Select the lines that contain "true" and copy each of them.

= = = = =

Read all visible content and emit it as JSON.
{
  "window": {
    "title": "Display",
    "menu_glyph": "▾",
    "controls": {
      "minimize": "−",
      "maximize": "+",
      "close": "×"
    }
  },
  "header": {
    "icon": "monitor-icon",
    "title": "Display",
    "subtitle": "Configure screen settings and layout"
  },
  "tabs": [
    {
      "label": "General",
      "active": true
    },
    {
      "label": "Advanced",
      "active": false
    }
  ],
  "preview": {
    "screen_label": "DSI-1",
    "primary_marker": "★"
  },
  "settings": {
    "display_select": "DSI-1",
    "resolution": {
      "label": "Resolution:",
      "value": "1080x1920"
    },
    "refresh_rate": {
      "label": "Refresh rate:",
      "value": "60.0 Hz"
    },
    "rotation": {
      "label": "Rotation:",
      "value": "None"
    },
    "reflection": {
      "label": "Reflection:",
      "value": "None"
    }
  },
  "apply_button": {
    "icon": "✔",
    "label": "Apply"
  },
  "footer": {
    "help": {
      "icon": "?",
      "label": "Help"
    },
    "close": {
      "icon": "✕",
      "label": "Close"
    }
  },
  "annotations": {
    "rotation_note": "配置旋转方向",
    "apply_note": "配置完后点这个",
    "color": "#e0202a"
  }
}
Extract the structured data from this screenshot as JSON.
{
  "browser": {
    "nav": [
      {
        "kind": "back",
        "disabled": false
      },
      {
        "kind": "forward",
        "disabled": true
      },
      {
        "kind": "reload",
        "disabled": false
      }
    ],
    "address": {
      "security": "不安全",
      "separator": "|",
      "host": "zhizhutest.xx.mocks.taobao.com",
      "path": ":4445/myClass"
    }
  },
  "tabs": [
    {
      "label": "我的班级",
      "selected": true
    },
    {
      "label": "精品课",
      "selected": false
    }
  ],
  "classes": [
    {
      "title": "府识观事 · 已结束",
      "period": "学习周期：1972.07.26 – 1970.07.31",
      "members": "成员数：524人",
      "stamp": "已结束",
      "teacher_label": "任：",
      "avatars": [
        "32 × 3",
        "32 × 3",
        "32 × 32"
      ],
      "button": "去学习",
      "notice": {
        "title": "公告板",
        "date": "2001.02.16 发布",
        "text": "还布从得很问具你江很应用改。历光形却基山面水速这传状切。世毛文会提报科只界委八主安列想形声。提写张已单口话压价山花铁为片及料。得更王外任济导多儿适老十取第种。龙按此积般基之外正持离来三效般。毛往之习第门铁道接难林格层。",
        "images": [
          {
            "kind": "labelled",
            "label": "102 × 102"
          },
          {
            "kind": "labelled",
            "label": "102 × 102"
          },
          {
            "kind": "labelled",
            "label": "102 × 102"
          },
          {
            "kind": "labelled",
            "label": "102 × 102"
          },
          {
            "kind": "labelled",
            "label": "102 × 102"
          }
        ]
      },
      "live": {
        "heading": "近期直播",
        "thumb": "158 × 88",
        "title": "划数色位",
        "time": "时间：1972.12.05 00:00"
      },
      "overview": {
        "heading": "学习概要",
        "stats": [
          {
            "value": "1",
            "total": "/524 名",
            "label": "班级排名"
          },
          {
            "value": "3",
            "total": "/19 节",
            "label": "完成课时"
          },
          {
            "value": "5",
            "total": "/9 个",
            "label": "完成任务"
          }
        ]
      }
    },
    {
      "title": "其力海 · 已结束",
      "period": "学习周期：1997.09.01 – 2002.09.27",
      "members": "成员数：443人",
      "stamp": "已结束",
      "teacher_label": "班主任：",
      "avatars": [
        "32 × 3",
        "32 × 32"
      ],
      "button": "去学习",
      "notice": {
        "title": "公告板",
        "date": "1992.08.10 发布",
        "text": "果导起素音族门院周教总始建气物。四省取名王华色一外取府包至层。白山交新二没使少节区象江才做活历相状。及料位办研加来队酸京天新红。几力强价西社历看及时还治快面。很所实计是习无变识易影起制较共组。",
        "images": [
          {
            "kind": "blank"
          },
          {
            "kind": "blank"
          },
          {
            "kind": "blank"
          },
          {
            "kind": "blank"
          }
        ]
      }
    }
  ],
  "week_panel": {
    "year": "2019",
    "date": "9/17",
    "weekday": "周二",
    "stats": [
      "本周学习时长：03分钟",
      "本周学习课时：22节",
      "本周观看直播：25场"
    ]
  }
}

= = = = =

[ANSWER TO THE PROBLEM]:
      "active": true
        "disabled": true
      "selected": true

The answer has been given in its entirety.